── Entries shown ──

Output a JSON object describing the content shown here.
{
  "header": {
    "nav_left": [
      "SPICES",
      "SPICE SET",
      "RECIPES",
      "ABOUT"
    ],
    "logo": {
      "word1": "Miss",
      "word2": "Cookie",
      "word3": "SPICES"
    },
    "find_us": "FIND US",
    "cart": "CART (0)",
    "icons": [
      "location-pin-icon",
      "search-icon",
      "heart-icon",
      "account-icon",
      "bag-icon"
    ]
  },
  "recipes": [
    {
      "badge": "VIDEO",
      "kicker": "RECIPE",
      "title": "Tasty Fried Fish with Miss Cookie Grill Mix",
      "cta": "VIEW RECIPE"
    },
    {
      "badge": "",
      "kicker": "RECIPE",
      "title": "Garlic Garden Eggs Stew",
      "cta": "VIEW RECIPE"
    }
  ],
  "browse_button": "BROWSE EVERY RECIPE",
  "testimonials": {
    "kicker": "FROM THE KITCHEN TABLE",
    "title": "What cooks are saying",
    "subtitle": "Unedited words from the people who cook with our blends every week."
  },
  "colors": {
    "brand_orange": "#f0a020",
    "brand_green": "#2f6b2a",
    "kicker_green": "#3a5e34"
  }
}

───

Given request: Tally the lines of the records holding the word "with", then state only the tally.

Solution for this task: 2